* START DATA LINES *

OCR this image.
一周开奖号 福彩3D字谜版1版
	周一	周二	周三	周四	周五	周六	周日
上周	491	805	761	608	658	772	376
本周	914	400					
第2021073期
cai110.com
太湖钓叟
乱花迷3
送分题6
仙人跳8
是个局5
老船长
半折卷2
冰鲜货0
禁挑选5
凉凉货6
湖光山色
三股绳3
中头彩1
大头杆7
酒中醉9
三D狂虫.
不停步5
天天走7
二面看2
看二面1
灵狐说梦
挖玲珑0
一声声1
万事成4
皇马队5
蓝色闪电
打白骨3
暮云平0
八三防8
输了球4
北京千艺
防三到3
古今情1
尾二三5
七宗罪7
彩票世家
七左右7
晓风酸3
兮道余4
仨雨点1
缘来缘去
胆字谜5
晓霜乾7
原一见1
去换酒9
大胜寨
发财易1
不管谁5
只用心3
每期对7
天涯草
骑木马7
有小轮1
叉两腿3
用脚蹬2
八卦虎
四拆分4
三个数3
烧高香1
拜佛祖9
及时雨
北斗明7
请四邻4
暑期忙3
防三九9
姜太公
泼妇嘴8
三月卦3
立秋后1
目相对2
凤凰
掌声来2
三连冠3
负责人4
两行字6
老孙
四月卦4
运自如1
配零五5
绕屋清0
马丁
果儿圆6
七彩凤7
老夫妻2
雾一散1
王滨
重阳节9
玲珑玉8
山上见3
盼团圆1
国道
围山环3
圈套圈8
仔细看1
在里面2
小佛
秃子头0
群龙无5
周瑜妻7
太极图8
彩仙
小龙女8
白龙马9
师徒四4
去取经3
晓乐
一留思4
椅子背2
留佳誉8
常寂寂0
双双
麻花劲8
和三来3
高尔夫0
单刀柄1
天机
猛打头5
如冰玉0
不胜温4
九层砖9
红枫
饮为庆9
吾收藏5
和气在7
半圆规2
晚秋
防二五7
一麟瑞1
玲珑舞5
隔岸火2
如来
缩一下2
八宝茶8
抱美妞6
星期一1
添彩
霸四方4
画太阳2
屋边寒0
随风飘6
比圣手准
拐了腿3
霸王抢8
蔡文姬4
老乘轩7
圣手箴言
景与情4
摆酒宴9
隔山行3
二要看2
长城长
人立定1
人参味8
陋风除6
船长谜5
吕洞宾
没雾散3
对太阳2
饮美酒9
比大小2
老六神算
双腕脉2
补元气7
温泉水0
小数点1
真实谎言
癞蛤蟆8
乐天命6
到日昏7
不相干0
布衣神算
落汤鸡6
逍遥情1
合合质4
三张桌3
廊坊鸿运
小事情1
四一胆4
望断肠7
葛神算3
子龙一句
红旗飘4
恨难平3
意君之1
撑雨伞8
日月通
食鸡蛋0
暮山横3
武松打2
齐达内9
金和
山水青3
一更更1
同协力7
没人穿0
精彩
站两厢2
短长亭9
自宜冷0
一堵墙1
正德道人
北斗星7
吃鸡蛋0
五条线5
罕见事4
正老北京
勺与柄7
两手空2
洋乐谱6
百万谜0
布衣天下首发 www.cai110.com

* END DATA LINES *

WHAT NEEDS TO BE DONE. Every entry in the listing must be retyped exactly.

THE COMPLETED TASK.
OCR this image.
一周开奖号 福彩3D字谜版1版
	周一	周二	周三	周四	周五	周六	周日
上周	491	805	761	608	658	772	376
本周	914	400					
第2021073期
cai110.com
太湖钓叟
乱花迷3
送分题6
仙人跳8
是个局5
老船长
半折卷2
冰鲜货0
禁挑选5
凉凉货6
湖光山色
三股绳3
中头彩1
大头杆7
酒中醉9
三D狂虫.
不停步5
天天走7
二面看2
看二面1
灵狐说梦
挖玲珑0
一声声1
万事成4
皇马队5
蓝色闪电
打白骨3
暮云平0
八三防8
输了球4
北京千艺
防三到3
古今情1
尾二三5
七宗罪7
彩票世家
七左右7
晓风酸3
兮道余4
仨雨点1
缘来缘去
胆字谜5
晓霜乾7
原一见1
去换酒9
大胜寨
发财易1
不管谁5
只用心3
每期对7
天涯草
骑木马7
有小轮1
叉两腿3
用脚蹬2
八卦虎
四拆分4
三个数3
烧高香1
拜佛祖9
及时雨
北斗明7
请四邻4
暑期忙3
防三九9
姜太公
泼妇嘴8
三月卦3
立秋后1
目相对2
凤凰
掌声来2
三连冠3
负责人4
两行字6
老孙
四月卦4
运自如1
配零五5
绕屋清0
马丁
果儿圆6
七彩凤7
老夫妻2
雾一散1
王滨
重阳节9
玲珑玉8
山上见3
盼团圆1
国道
围山环3
圈套圈8
仔细看1
在里面2
小佛
秃子头0
群龙无5
周瑜妻7
太极图8
彩仙
小龙女8
白龙马9
师徒四4
去取经3
晓乐
一留思4
椅子背2
留佳誉8
常寂寂0
双双
麻花劲8
和三来3
高尔夫0
单刀柄1
天机
猛打头5
如冰玉0
不胜温4
九层砖9
红枫
饮为庆9
吾收藏5
和气在7
半圆规2
晚秋
防二五7
一麟瑞1
玲珑舞5
隔岸火2
如来
缩一下2
八宝茶8
抱美妞6
星期一1
添彩
霸四方4
画太阳2
屋边寒0
随风飘6
比圣手准
拐了腿3
霸王抢8
蔡文姬4
老乘轩7
圣手箴言
景与情4
摆酒宴9
隔山行3
二要看2
长城长
人立定1
人参味8
陋风除6
船长谜5
吕洞宾
没雾散3
对太阳2
饮美酒9
比大小2
老六神算
双腕脉2
补元气7
温泉水0
小数点1
真实谎言
癞蛤蟆8
乐天命6
到日昏7
不相干0
布衣神算
落汤鸡6
逍遥情1
合合质4
三张桌3
廊坊鸿运
小事情1
四一胆4
望断肠7
葛神算3
子龙一句
红旗飘4
恨难平3
意君之1
撑雨伞8
日月通
食鸡蛋0
暮山横3
武松打2
齐达内9
金和
山水青3
一更更1
同协力7
没人穿0
精彩
站两厢2
短长亭9
自宜冷0
一堵墙1
正德道人
北斗星7
吃鸡蛋0
五条线5
罕见事4
正老北京
勺与柄7
两手空2
洋乐谱6
百万谜0
布衣天下首发 www.cai110.com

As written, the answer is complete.